Given problem A:
In the article about the Cambodian soup kitchen, how far from Phnom Penh is the village that the blog post described?
Given problem B:
Please extend the article about the Cambodian soup kitchen, picking up right after its final paragraph.

Document:
================

When I went to Phnom Penh to meet “Ayn” as she calls herself on social media, I was expecting to see an older, solemn lady. Like everyone else who is following her good deeds through the online world, I had no idea what she looked like or what her real name was. I figured if she was taking care of one whole village with her soup kitchen, organizing meals, educational activities and providing basic healthcare she should be a very serious lady with not so young age. I was wrong…
Instead I found a smart, vibrant, funny young woman in the beginning of her 30s who has dedicated her life to the wellbeing of the children and their parents in a country, thousands of kilometers away from where she was born and bred.
Her story starts with an ordinary event which happens to all of us nearly on daily basis: Reading a blog post about people in a dire situation. Hers was about a village, located 10 km outside Phnom Penh, the capital of Cambodia and its inhabitants, suffering from poverty, at the verge of starvation; each trying to survive with one dollar per day.
99 out of 100 people would have read this post, shake their heads, feeling sad for about a minute and move on. Not her… After reading this post, she made a decision that would alter all of her life: Moving to Cambodia to build a soup kitchen for this village.
In 2,5 months she had closed down her apartment in Istanbul and flew to Phnom Penh, to realize her goal.
When I met her, she was living in Cambodia for almost 2 years and she was providing food for 300 people village, 80 kids and 220 adults. Her soup kitchen is located right across the Killing Fields, the mass graves discovered after the brutal years of ruling by the dictator Pol Pot a.k.a Brother Number 1, the head of Khmer Rouge.
As Khmer Rouge calls 1975, the year they started to rule, “the year zero”, they decided that all the culture and the traditions of the country must be completely destroyed to be replaced by the revolutionary ideals. Their twisted idealism, to turn Cambodia into an agriculture nation, caused the massacre of all the white collared employees, academics, doctors, teachers and even English speaking citizens of the country. During 1975-1979 almost 2,5 millions of citizens were arrested with the charge of being a CIA agent and after confessing that they were, under heavy assault and torture in the secret prisons, they were taken to these fields to be executed. Not just the accused but all of their family members were executed, because Pol Pot was afraid that they would seek for revenge in the future.

================

Dataset entries
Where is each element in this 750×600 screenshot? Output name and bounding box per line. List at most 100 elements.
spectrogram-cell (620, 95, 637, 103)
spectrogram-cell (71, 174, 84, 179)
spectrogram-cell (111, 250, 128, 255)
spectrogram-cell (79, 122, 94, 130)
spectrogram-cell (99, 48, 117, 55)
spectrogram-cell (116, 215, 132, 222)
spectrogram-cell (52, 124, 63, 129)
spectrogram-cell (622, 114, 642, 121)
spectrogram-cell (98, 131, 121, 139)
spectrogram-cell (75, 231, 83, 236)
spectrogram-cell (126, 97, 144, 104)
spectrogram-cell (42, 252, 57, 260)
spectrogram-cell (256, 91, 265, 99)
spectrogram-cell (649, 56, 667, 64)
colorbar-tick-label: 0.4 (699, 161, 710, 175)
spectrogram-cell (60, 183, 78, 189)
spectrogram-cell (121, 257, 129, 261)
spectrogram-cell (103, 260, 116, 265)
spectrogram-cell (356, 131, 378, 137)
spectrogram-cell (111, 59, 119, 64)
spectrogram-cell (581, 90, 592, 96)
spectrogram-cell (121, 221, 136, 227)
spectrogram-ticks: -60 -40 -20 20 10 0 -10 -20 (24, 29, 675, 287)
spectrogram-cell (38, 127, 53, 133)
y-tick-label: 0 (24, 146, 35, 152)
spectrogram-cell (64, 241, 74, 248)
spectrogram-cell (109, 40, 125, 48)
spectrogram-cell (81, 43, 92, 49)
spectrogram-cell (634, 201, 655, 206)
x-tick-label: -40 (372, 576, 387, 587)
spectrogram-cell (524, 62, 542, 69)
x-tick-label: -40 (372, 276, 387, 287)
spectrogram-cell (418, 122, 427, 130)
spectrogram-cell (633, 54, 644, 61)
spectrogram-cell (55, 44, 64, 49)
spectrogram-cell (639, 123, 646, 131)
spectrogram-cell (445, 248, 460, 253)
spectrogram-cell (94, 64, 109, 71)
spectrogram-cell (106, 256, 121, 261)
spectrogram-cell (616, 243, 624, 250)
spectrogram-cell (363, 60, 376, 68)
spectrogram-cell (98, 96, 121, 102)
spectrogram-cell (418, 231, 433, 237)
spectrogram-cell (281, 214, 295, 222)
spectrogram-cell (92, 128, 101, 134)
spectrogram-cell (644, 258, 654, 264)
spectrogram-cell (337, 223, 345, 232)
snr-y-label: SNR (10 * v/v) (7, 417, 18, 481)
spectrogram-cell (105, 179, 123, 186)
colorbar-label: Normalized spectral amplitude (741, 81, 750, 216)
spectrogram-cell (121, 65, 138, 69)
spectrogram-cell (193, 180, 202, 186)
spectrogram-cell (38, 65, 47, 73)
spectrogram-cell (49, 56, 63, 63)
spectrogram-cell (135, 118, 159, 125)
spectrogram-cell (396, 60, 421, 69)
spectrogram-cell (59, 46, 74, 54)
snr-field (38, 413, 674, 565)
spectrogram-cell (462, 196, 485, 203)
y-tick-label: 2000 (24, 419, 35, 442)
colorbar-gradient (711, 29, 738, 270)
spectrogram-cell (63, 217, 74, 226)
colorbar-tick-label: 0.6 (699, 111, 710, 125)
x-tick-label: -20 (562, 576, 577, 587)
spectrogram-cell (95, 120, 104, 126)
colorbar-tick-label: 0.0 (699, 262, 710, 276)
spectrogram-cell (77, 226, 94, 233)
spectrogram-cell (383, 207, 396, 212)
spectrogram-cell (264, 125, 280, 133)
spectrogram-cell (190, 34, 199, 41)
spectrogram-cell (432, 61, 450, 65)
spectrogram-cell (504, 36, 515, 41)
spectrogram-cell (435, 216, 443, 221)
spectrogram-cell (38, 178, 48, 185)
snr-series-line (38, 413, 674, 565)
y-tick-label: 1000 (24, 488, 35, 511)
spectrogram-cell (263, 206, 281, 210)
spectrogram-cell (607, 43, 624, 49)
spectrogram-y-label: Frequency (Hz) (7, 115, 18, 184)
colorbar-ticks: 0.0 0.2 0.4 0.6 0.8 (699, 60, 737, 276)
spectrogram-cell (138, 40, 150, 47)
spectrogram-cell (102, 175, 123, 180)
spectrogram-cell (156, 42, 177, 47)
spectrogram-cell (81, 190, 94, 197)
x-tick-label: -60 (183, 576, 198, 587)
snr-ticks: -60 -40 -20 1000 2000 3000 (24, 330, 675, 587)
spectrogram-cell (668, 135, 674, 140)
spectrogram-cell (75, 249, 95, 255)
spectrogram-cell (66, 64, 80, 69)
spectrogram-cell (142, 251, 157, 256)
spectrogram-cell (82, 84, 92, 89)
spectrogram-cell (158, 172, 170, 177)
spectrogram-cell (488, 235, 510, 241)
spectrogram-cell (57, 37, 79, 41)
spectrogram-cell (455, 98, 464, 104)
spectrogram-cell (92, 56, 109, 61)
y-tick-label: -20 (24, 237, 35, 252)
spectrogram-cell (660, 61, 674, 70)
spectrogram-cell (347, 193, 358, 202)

================

Output A:
The village is 10 km outside Phnom Penh.

Output B:
Today the killing fields is a memorial museum, visited by thousands of tourists every year, to witness one of the most brutal era in the history of mankind.
The after effects of this recent history still continues in Cambodia, the country and its people are still suffering from poverty, lack of education and health care.
Ayn, calls her soup kitchen and facilities located only a few meters away from these mass graves, as “the living fields” and she is determined to help as many people as she can.
With the help of donations from all over the world and travelers who visited her in Phnom Penh who decided to end their trip and stay with her to help, the soup kitchen is functioning like a true NGO and helping the villagers in every aspect of their lives.
Recently, when 2 of the houses collapsed because of a flood, Ayn and her friends have started a small campaign to rebuild them and in no time the families had new roofs to sleep under. But now, she has a bigger goal, she is intending to renew all of the village and turn the gloomy neighborhood made of basic shacks into a fairy tale town. She has started an online campaign, with the help of benefactors she’s hoping to rebuild all 52 houses.
The children who come to the facilities after school can enjoy English and art classes. One of the biggest goals of Ayn is to teach every kid in the village to speak English. She thinks, if they learn English, they may have a chance to create a better life for themselves as the number of English speakers in Cambodia is very limited.
Ayn, doesn’t want to depend on donations so she is about to open a restaurant to provide funds for the soup kitchen. This way, she is hoping to create a sustainable income for the operational costs and the people who works in the restaurant.
Organizing handcraft classes to the ladies is her another dream. She hopes to give the ladies the opportunity to acquire skills which will increase their income and later, sell their products in the restaurant.
As the reason of never showing her face in any medium, she told me that she wanted to remain anonymous because she wants her work to be under the spot light, not her appearance.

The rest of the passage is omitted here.